## Your instructions
In your copy, include every line of the listing below exactly but none of the pictures.

## Exercise data
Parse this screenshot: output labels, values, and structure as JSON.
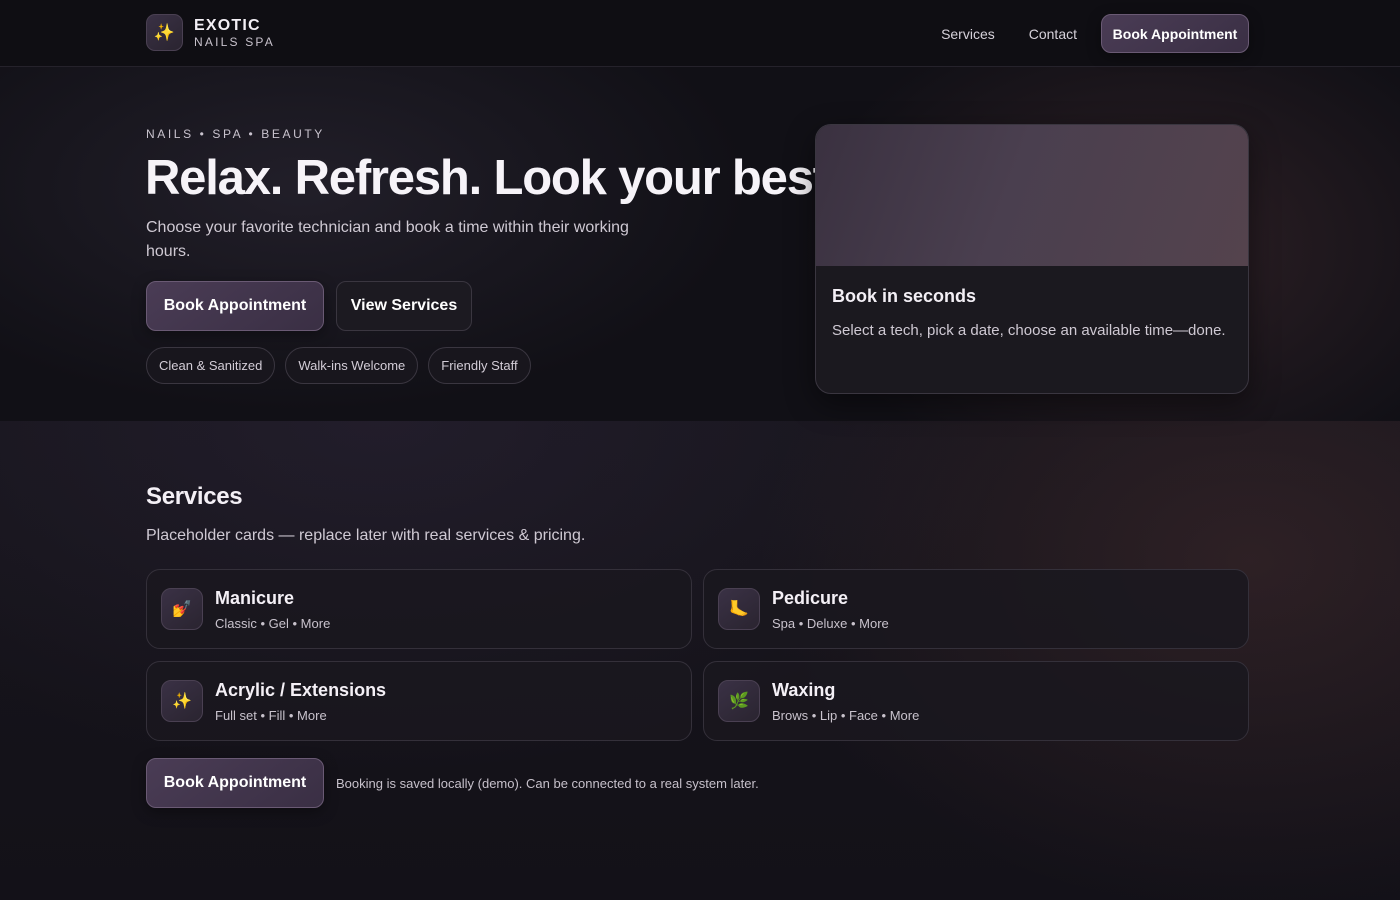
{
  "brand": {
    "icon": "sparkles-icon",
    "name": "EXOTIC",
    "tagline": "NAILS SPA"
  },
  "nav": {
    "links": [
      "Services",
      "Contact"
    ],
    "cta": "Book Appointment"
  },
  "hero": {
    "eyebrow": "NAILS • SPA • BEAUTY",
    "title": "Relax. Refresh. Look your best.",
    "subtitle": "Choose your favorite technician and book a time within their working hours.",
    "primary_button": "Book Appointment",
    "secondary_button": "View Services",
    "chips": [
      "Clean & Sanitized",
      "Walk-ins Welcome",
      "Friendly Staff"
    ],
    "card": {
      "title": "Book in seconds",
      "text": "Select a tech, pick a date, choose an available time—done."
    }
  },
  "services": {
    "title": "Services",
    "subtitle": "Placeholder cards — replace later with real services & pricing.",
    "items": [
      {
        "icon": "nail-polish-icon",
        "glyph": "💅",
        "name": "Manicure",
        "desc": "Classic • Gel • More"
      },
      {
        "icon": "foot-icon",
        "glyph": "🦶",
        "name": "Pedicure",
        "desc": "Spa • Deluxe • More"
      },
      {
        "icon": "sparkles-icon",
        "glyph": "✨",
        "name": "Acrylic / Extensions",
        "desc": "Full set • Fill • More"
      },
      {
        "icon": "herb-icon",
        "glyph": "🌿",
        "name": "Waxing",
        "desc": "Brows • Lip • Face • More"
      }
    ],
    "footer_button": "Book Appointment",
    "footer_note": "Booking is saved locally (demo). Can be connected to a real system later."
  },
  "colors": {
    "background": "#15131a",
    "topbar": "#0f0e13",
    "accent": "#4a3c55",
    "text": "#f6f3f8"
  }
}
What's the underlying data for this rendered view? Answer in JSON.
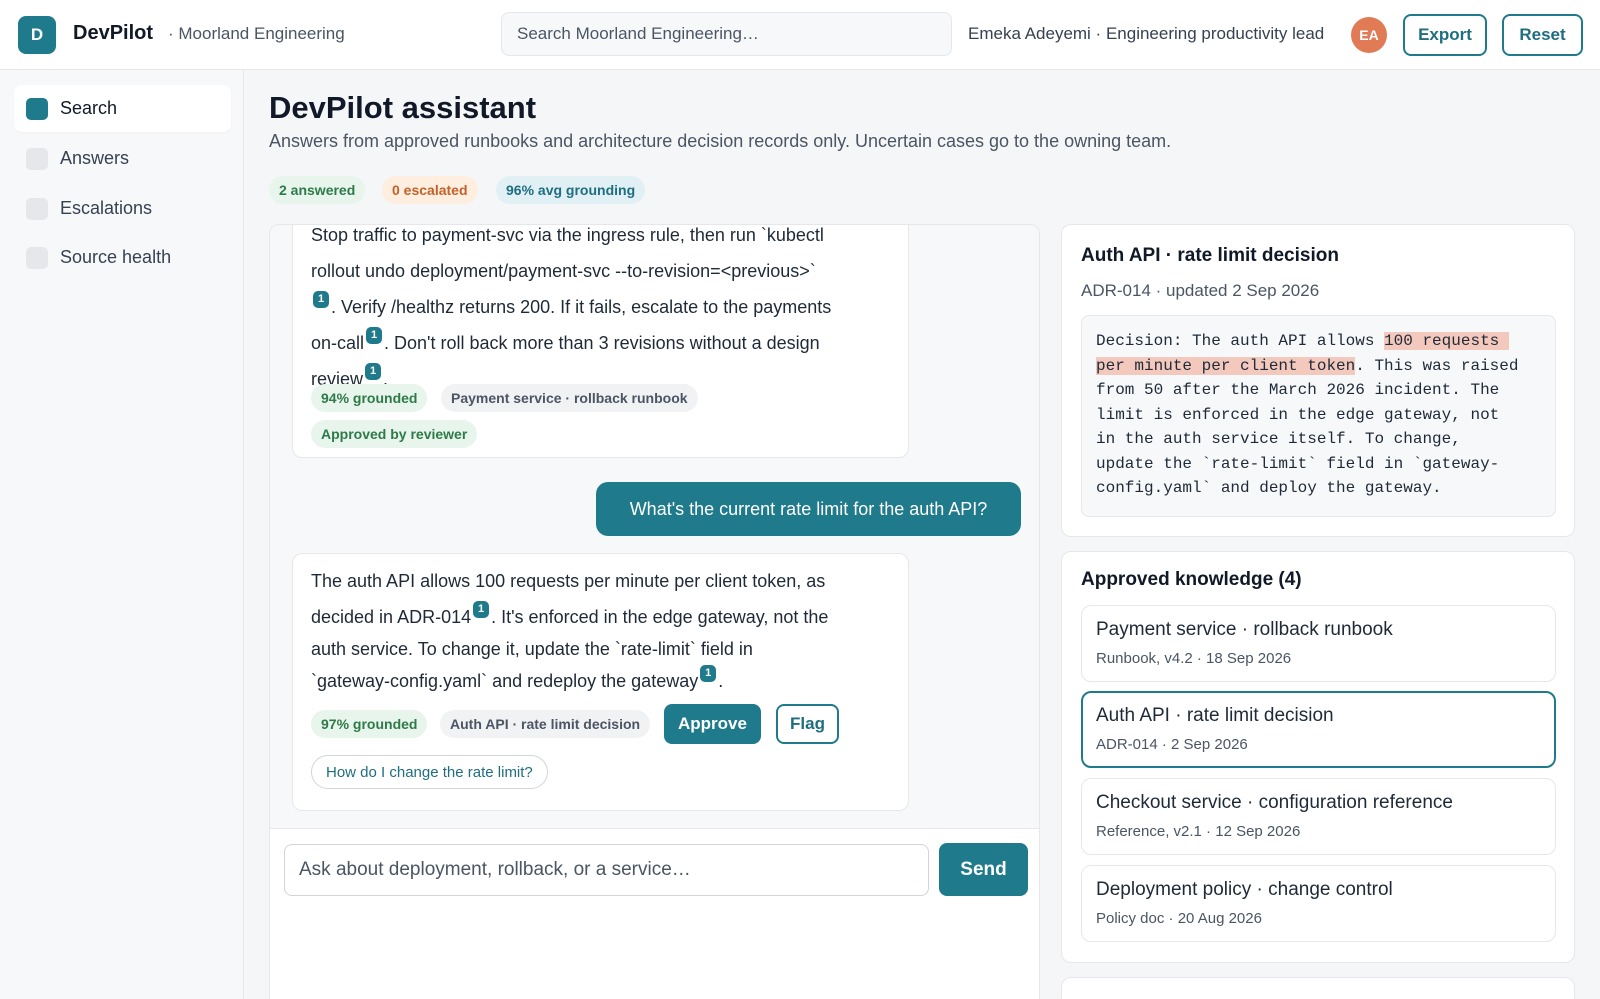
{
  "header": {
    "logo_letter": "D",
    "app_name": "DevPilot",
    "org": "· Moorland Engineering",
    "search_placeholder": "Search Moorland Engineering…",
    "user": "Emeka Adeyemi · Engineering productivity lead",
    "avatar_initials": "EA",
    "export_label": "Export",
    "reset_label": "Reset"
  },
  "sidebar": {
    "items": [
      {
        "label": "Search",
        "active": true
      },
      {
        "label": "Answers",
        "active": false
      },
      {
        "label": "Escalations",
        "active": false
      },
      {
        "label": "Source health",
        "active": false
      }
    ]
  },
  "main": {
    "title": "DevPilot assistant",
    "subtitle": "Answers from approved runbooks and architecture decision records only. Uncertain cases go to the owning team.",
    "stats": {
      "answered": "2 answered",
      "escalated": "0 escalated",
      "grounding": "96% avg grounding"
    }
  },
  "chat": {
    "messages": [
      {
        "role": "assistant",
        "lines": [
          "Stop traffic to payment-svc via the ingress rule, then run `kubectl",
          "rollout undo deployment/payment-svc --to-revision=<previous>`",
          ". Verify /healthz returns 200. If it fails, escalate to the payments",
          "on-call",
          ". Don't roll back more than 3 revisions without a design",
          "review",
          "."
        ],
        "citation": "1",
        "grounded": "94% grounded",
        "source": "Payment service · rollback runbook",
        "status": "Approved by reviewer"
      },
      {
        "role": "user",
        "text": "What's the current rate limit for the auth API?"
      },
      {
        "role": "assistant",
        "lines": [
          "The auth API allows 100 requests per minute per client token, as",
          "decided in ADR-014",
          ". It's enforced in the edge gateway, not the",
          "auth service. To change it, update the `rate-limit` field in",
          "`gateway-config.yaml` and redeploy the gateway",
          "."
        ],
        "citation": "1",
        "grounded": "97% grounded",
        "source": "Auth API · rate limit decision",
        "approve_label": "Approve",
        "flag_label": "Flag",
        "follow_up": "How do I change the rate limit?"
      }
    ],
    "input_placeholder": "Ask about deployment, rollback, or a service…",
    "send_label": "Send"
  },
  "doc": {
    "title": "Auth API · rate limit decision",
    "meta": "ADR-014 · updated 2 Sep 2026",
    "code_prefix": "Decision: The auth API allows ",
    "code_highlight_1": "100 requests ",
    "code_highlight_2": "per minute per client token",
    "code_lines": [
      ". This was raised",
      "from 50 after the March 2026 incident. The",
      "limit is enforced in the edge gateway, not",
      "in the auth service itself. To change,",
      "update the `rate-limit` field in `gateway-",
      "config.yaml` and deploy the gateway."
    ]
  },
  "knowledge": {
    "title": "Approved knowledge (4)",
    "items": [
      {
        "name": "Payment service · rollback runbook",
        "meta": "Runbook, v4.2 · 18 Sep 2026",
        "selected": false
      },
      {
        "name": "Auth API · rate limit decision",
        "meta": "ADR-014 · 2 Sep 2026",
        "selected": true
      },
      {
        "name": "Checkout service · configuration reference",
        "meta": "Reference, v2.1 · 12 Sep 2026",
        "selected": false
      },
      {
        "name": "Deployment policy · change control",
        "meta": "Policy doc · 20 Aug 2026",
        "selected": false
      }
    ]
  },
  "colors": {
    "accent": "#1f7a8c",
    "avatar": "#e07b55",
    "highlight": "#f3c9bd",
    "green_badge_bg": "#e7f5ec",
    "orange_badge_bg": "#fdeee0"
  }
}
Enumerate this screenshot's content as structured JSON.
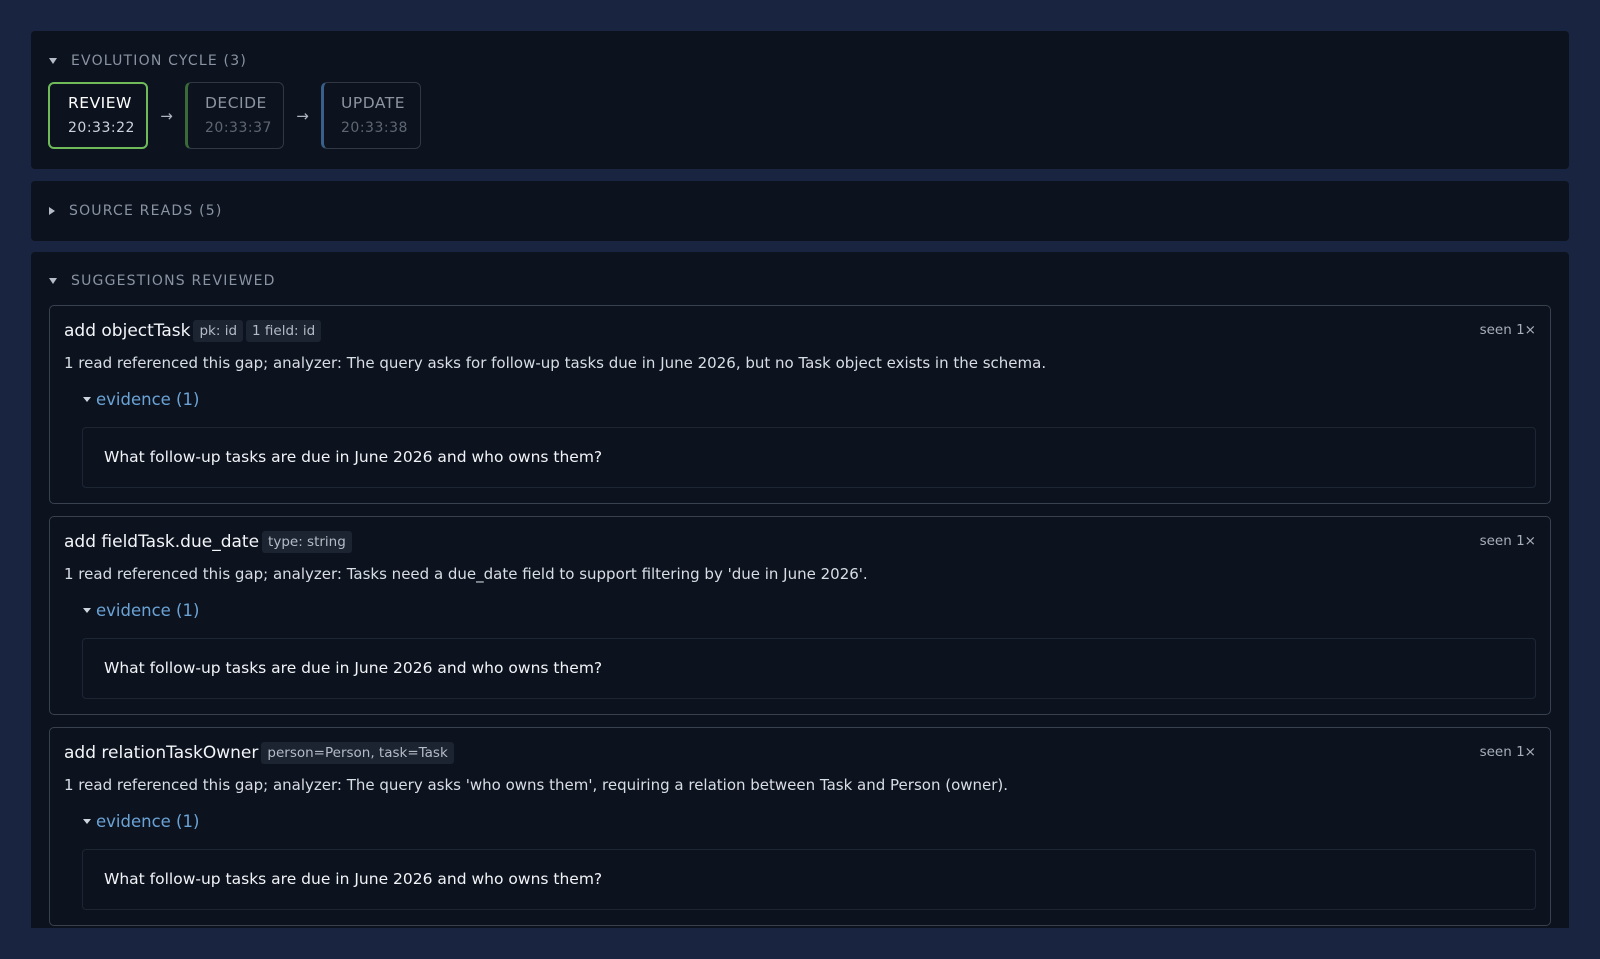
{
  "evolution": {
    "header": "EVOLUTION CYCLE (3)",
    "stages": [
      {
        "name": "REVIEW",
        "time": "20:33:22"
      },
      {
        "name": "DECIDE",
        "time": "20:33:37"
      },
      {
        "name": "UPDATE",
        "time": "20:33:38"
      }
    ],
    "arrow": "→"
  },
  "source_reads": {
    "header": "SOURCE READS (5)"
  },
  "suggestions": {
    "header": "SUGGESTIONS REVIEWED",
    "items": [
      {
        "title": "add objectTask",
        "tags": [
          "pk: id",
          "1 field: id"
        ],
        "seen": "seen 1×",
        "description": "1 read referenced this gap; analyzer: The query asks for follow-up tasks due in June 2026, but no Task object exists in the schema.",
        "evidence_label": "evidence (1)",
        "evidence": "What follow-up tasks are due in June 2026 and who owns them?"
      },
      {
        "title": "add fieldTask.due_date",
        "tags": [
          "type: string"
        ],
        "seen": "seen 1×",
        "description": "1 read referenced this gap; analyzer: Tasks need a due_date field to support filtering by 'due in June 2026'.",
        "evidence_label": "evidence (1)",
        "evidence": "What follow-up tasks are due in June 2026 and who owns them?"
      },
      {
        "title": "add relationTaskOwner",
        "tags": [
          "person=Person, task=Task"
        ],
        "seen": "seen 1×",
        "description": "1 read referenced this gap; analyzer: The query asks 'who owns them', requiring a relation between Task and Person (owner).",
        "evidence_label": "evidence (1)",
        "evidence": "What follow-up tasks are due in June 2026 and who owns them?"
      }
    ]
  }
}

## Exercise answer
Parse this screenshot: output labels, values, and structure as JSON.
{
  "brand": {
    "icon": "sparkles-icon",
    "name": "EXOTIC",
    "tagline": "NAILS SPA"
  },
  "nav": {
    "links": [
      "Services",
      "Contact"
    ],
    "cta": "Book Appointment"
  },
  "hero": {
    "eyebrow": "NAILS • SPA • BEAUTY",
    "title": "Relax. Refresh. Look your best.",
    "subtitle": "Choose your favorite technician and book a time within their working hours.",
    "primary_button": "Book Appointment",
    "secondary_button": "View Services",
    "chips": [
      "Clean & Sanitized",
      "Walk-ins Welcome",
      "Friendly Staff"
    ],
    "card": {
      "title": "Book in seconds",
      "text": "Select a tech, pick a date, choose an available time—done."
    }
  },
  "services": {
    "title": "Services",
    "subtitle": "Placeholder cards — replace later with real services & pricing.",
    "items": [
      {
        "icon": "nail-polish-icon",
        "glyph": "💅",
        "name": "Manicure",
        "desc": "Classic • Gel • More"
      },
      {
        "icon": "foot-icon",
        "glyph": "🦶",
        "name": "Pedicure",
        "desc": "Spa • Deluxe • More"
      },
      {
        "icon": "sparkles-icon",
        "glyph": "✨",
        "name": "Acrylic / Extensions",
        "desc": "Full set • Fill • More"
      },
      {
        "icon": "herb-icon",
        "glyph": "🌿",
        "name": "Waxing",
        "desc": "Brows • Lip • Face • More"
      }
    ],
    "footer_button": "Book Appointment",
    "footer_note": "Booking is saved locally (demo). Can be connected to a real system later."
  },
  "colors": {
    "background": "#15131a",
    "topbar": "#0f0e13",
    "accent": "#4a3c55",
    "text": "#f6f3f8"
  }
}
What's the underlying data for this rendered view? Answer in JSON.
{
  "header": {
    "logo_letter": "D",
    "app_name": "DevPilot",
    "org": "· Moorland Engineering",
    "search_placeholder": "Search Moorland Engineering…",
    "user": "Emeka Adeyemi · Engineering productivity lead",
    "avatar_initials": "EA",
    "export_label": "Export",
    "reset_label": "Reset"
  },
  "sidebar": {
    "items": [
      {
        "label": "Search",
        "active": true
      },
      {
        "label": "Answers",
        "active": false
      },
      {
        "label": "Escalations",
        "active": false
      },
      {
        "label": "Source health",
        "active": false
      }
    ]
  },
  "main": {
    "title": "DevPilot assistant",
    "subtitle": "Answers from approved runbooks and architecture decision records only. Uncertain cases go to the owning team.",
    "stats": {
      "answered": "2 answered",
      "escalated": "0 escalated",
      "grounding": "96% avg grounding"
    }
  },
  "chat": {
    "messages": [
      {
        "role": "assistant",
        "lines": [
          "Stop traffic to payment-svc via the ingress rule, then run `kubectl",
          "rollout undo deployment/payment-svc --to-revision=<previous>`",
          ". Verify /healthz returns 200. If it fails, escalate to the payments",
          "on-call",
          ". Don't roll back more than 3 revisions without a design",
          "review",
          "."
        ],
        "citation": "1",
        "grounded": "94% grounded",
        "source": "Payment service · rollback runbook",
        "status": "Approved by reviewer"
      },
      {
        "role": "user",
        "text": "What's the current rate limit for the auth API?"
      },
      {
        "role": "assistant",
        "lines": [
          "The auth API allows 100 requests per minute per client token, as",
          "decided in ADR-014",
          ". It's enforced in the edge gateway, not the",
          "auth service. To change it, update the `rate-limit` field in",
          "`gateway-config.yaml` and redeploy the gateway",
          "."
        ],
        "citation": "1",
        "grounded": "97% grounded",
        "source": "Auth API · rate limit decision",
        "approve_label": "Approve",
        "flag_label": "Flag",
        "follow_up": "How do I change the rate limit?"
      }
    ],
    "input_placeholder": "Ask about deployment, rollback, or a service…",
    "send_label": "Send"
  },
  "doc": {
    "title": "Auth API · rate limit decision",
    "meta": "ADR-014 · updated 2 Sep 2026",
    "code_prefix": "Decision: The auth API allows ",
    "code_highlight_1": "100 requests ",
    "code_highlight_2": "per minute per client token",
    "code_lines": [
      ". This was raised",
      "from 50 after the March 2026 incident. The",
      "limit is enforced in the edge gateway, not",
      "in the auth service itself. To change,",
      "update the `rate-limit` field in `gateway-",
      "config.yaml` and deploy the gateway."
    ]
  },
  "knowledge": {
    "title": "Approved knowledge (4)",
    "items": [
      {
        "name": "Payment service · rollback runbook",
        "meta": "Runbook, v4.2 · 18 Sep 2026",
        "selected": false
      },
      {
        "name": "Auth API · rate limit decision",
        "meta": "ADR-014 · 2 Sep 2026",
        "selected": true
      },
      {
        "name": "Checkout service · configuration reference",
        "meta": "Reference, v2.1 · 12 Sep 2026",
        "selected": false
      },
      {
        "name": "Deployment policy · change control",
        "meta": "Policy doc · 20 Aug 2026",
        "selected": false
      }
    ]
  },
  "colors": {
    "accent": "#1f7a8c",
    "avatar": "#e07b55",
    "highlight": "#f3c9bd",
    "green_badge_bg": "#e7f5ec",
    "orange_badge_bg": "#fdeee0"
  }
}
Enumerate this screenshot's content as structured JSON.
{
  "evolution": {
    "header": "EVOLUTION CYCLE (3)",
    "stages": [
      {
        "name": "REVIEW",
        "time": "20:33:22"
      },
      {
        "name": "DECIDE",
        "time": "20:33:37"
      },
      {
        "name": "UPDATE",
        "time": "20:33:38"
      }
    ],
    "arrow": "→"
  },
  "source_reads": {
    "header": "SOURCE READS (5)"
  },
  "suggestions": {
    "header": "SUGGESTIONS REVIEWED",
    "items": [
      {
        "title": "add objectTask",
        "tags": [
          "pk: id",
          "1 field: id"
        ],
        "seen": "seen 1×",
        "description": "1 read referenced this gap; analyzer: The query asks for follow-up tasks due in June 2026, but no Task object exists in the schema.",
        "evidence_label": "evidence (1)",
        "evidence": "What follow-up tasks are due in June 2026 and who owns them?"
      },
      {
        "title": "add fieldTask.due_date",
        "tags": [
          "type: string"
        ],
        "seen": "seen 1×",
        "description": "1 read referenced this gap; analyzer: Tasks need a due_date field to support filtering by 'due in June 2026'.",
        "evidence_label": "evidence (1)",
        "evidence": "What follow-up tasks are due in June 2026 and who owns them?"
      },
      {
        "title": "add relationTaskOwner",
        "tags": [
          "person=Person, task=Task"
        ],
        "seen": "seen 1×",
        "description": "1 read referenced this gap; analyzer: The query asks 'who owns them', requiring a relation between Task and Person (owner).",
        "evidence_label": "evidence (1)",
        "evidence": "What follow-up tasks are due in June 2026 and who owns them?"
      }
    ]
  }
}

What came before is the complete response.